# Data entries
## begin
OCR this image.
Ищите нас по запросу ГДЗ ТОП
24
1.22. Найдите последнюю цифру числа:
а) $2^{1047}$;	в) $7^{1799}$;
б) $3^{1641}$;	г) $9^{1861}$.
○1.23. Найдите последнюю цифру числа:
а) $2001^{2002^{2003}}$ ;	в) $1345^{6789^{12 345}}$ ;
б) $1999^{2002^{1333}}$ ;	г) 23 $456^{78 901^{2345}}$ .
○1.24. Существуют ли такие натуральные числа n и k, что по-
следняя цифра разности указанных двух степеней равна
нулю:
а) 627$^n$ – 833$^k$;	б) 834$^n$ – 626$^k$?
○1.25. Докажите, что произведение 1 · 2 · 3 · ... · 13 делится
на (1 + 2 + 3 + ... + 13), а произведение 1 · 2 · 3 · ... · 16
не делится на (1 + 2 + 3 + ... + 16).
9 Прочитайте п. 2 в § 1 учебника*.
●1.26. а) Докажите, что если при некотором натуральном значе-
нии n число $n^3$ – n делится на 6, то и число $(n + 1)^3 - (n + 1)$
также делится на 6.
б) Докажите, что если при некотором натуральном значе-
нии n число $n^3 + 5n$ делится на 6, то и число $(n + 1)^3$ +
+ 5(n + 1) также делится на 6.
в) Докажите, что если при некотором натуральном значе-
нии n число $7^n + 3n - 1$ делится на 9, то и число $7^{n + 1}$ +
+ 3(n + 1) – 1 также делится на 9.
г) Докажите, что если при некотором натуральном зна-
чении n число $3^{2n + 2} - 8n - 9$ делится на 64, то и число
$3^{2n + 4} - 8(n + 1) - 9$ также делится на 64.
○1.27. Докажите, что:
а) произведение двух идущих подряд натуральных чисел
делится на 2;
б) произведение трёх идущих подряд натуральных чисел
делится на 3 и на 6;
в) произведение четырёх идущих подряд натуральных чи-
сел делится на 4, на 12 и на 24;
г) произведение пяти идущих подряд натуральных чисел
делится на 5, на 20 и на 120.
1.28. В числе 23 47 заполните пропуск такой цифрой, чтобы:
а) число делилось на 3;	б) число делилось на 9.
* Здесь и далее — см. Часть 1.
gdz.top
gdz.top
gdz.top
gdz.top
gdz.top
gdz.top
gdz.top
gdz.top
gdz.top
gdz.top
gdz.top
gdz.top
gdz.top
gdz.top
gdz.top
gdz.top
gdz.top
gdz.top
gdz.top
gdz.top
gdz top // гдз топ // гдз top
## end
# OBJECTIVE
Extract the full set of entries word for word.

# CORRECT RESULT
OCR this image.
Ищите нас по запросу ГДЗ ТОП
24
1.22. Найдите последнюю цифру числа:
а) $2^{1047}$;	в) $7^{1799}$;
б) $3^{1641}$;	г) $9^{1861}$.
○1.23. Найдите последнюю цифру числа:
а) $2001^{2002^{2003}}$ ;	в) $1345^{6789^{12 345}}$ ;
б) $1999^{2002^{1333}}$ ;	г) 23 $456^{78 901^{2345}}$ .
○1.24. Существуют ли такие натуральные числа n и k, что по-
следняя цифра разности указанных двух степеней равна
нулю:
а) 627$^n$ – 833$^k$;	б) 834$^n$ – 626$^k$?
○1.25. Докажите, что произведение 1 · 2 · 3 · ... · 13 делится
на (1 + 2 + 3 + ... + 13), а произведение 1 · 2 · 3 · ... · 16
не делится на (1 + 2 + 3 + ... + 16).
9 Прочитайте п. 2 в § 1 учебника*.
●1.26. а) Докажите, что если при некотором натуральном значе-
нии n число $n^3$ – n делится на 6, то и число $(n + 1)^3 - (n + 1)$
также делится на 6.
б) Докажите, что если при некотором натуральном значе-
нии n число $n^3 + 5n$ делится на 6, то и число $(n + 1)^3$ +
+ 5(n + 1) также делится на 6.
в) Докажите, что если при некотором натуральном значе-
нии n число $7^n + 3n - 1$ делится на 9, то и число $7^{n + 1}$ +
+ 3(n + 1) – 1 также делится на 9.
г) Докажите, что если при некотором натуральном зна-
чении n число $3^{2n + 2} - 8n - 9$ делится на 64, то и число
$3^{2n + 4} - 8(n + 1) - 9$ также делится на 64.
○1.27. Докажите, что:
а) произведение двух идущих подряд натуральных чисел
делится на 2;
б) произведение трёх идущих подряд натуральных чисел
делится на 3 и на 6;
в) произведение четырёх идущих подряд натуральных чи-
сел делится на 4, на 12 и на 24;
г) произведение пяти идущих подряд натуральных чисел
делится на 5, на 20 и на 120.
1.28. В числе 23 47 заполните пропуск такой цифрой, чтобы:
а) число делилось на 3;	б) число делилось на 9.
* Здесь и далее — см. Часть 1.
gdz.top
gdz.top
gdz.top
gdz.top
gdz.top
gdz.top
gdz.top
gdz.top
gdz.top
gdz.top
gdz.top
gdz.top
gdz.top
gdz.top
gdz.top
gdz.top
gdz.top
gdz.top
gdz.top
gdz.top
gdz top // гдз топ // гдз top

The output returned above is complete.